Your objective: A word-for-word restatement of every entry is what is needed here.

Exercise data:
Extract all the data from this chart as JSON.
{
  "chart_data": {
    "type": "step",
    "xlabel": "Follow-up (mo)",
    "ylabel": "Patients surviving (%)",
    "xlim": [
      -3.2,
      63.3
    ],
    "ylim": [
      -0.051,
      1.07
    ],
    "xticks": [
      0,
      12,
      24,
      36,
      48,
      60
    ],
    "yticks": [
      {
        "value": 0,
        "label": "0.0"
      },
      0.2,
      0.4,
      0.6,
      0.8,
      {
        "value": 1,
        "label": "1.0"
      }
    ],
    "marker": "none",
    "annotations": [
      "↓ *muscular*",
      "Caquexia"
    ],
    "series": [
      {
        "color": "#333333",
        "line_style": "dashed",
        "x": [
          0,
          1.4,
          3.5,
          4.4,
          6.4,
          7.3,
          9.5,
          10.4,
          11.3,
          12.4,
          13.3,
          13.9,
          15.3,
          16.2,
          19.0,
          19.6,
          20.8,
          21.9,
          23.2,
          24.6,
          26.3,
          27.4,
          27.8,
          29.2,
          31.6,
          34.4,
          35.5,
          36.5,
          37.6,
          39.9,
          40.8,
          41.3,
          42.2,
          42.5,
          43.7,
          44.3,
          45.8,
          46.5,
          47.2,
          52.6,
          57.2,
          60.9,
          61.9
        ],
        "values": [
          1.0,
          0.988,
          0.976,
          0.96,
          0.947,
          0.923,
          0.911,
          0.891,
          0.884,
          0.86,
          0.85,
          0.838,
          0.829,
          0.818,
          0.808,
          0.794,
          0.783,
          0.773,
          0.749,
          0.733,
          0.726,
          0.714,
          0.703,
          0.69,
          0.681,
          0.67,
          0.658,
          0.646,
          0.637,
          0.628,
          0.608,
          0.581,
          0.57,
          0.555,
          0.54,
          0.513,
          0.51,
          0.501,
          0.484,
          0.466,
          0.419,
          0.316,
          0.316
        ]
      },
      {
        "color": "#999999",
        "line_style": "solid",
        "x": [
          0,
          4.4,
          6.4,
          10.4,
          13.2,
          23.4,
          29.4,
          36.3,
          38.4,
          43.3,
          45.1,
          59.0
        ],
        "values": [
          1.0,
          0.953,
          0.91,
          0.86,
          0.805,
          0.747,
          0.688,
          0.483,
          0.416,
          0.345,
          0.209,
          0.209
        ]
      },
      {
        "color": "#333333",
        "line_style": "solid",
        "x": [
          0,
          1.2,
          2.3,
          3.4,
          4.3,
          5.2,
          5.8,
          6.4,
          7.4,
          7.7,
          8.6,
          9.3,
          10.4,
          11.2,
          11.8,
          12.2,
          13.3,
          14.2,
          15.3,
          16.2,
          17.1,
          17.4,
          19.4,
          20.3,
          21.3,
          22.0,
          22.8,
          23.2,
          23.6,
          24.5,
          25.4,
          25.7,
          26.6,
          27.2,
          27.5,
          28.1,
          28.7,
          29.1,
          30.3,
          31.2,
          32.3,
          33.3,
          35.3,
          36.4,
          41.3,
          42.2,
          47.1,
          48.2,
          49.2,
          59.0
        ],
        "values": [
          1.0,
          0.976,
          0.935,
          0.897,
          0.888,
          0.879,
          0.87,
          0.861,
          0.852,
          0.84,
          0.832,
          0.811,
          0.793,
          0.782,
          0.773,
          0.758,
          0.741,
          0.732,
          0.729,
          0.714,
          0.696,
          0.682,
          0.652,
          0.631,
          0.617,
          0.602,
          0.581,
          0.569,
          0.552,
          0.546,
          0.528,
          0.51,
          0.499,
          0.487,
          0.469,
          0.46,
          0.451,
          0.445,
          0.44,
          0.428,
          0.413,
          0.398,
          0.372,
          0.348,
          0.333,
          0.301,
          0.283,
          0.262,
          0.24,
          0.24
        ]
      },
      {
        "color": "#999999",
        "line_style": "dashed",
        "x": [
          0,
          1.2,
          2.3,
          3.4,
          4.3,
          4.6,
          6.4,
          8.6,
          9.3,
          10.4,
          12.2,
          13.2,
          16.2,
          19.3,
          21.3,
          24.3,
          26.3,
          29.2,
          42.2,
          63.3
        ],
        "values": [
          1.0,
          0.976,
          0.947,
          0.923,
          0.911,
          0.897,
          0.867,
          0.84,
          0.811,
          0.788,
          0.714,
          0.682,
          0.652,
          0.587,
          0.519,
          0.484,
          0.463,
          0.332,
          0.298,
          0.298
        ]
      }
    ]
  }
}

Worked solution:
Extract all the data from this chart as JSON.
{
  "chart_data": {
    "type": "step",
    "xlabel": "Follow-up (mo)",
    "ylabel": "Patients surviving (%)",
    "xlim": [
      -3.2,
      63.3
    ],
    "ylim": [
      -0.051,
      1.07
    ],
    "xticks": [
      0,
      12,
      24,
      36,
      48,
      60
    ],
    "yticks": [
      {
        "value": 0,
        "label": "0.0"
      },
      0.2,
      0.4,
      0.6,
      0.8,
      {
        "value": 1,
        "label": "1.0"
      }
    ],
    "marker": "none",
    "annotations": [
      "↓ *muscular*",
      "Caquexia"
    ],
    "series": [
      {
        "color": "#333333",
        "line_style": "dashed",
        "x": [
          0,
          1.4,
          3.5,
          4.4,
          6.4,
          7.3,
          9.5,
          10.4,
          11.3,
          12.4,
          13.3,
          13.9,
          15.3,
          16.2,
          19.0,
          19.6,
          20.8,
          21.9,
          23.2,
          24.6,
          26.3,
          27.4,
          27.8,
          29.2,
          31.6,
          34.4,
          35.5,
          36.5,
          37.6,
          39.9,
          40.8,
          41.3,
          42.2,
          42.5,
          43.7,
          44.3,
          45.8,
          46.5,
          47.2,
          52.6,
          57.2,
          60.9,
          61.9
        ],
        "values": [
          1.0,
          0.988,
          0.976,
          0.96,
          0.947,
          0.923,
          0.911,
          0.891,
          0.884,
          0.86,
          0.85,
          0.838,
          0.829,
          0.818,
          0.808,
          0.794,
          0.783,
          0.773,
          0.749,
          0.733,
          0.726,
          0.714,
          0.703,
          0.69,
          0.681,
          0.67,
          0.658,
          0.646,
          0.637,
          0.628,
          0.608,
          0.581,
          0.57,
          0.555,
          0.54,
          0.513,
          0.51,
          0.501,
          0.484,
          0.466,
          0.419,
          0.316,
          0.316
        ]
      },
      {
        "color": "#999999",
        "line_style": "solid",
        "x": [
          0,
          4.4,
          6.4,
          10.4,
          13.2,
          23.4,
          29.4,
          36.3,
          38.4,
          43.3,
          45.1,
          59.0
        ],
        "values": [
          1.0,
          0.953,
          0.91,
          0.86,
          0.805,
          0.747,
          0.688,
          0.483,
          0.416,
          0.345,
          0.209,
          0.209
        ]
      },
      {
        "color": "#333333",
        "line_style": "solid",
        "x": [
          0,
          1.2,
          2.3,
          3.4,
          4.3,
          5.2,
          5.8,
          6.4,
          7.4,
          7.7,
          8.6,
          9.3,
          10.4,
          11.2,
          11.8,
          12.2,
          13.3,
          14.2,
          15.3,
          16.2,
          17.1,
          17.4,
          19.4,
          20.3,
          21.3,
          22.0,
          22.8,
          23.2,
          23.6,
          24.5,
          25.4,
          25.7,
          26.6,
          27.2,
          27.5,
          28.1,
          28.7,
          29.1,
          30.3,
          31.2,
          32.3,
          33.3,
          35.3,
          36.4,
          41.3,
          42.2,
          47.1,
          48.2,
          49.2,
          59.0
        ],
        "values": [
          1.0,
          0.976,
          0.935,
          0.897,
          0.888,
          0.879,
          0.87,
          0.861,
          0.852,
          0.84,
          0.832,
          0.811,
          0.793,
          0.782,
          0.773,
          0.758,
          0.741,
          0.732,
          0.729,
          0.714,
          0.696,
          0.682,
          0.652,
          0.631,
          0.617,
          0.602,
          0.581,
          0.569,
          0.552,
          0.546,
          0.528,
          0.51,
          0.499,
          0.487,
          0.469,
          0.46,
          0.451,
          0.445,
          0.44,
          0.428,
          0.413,
          0.398,
          0.372,
          0.348,
          0.333,
          0.301,
          0.283,
          0.262,
          0.24,
          0.24
        ]
      },
      {
        "color": "#999999",
        "line_style": "dashed",
        "x": [
          0,
          1.2,
          2.3,
          3.4,
          4.3,
          4.6,
          6.4,
          8.6,
          9.3,
          10.4,
          12.2,
          13.2,
          16.2,
          19.3,
          21.3,
          24.3,
          26.3,
          29.2,
          42.2,
          63.3
        ],
        "values": [
          1.0,
          0.976,
          0.947,
          0.923,
          0.911,
          0.897,
          0.867,
          0.84,
          0.811,
          0.788,
          0.714,
          0.682,
          0.652,
          0.587,
          0.519,
          0.484,
          0.463,
          0.332,
          0.298,
          0.298
        ]
      }
    ]
  }
}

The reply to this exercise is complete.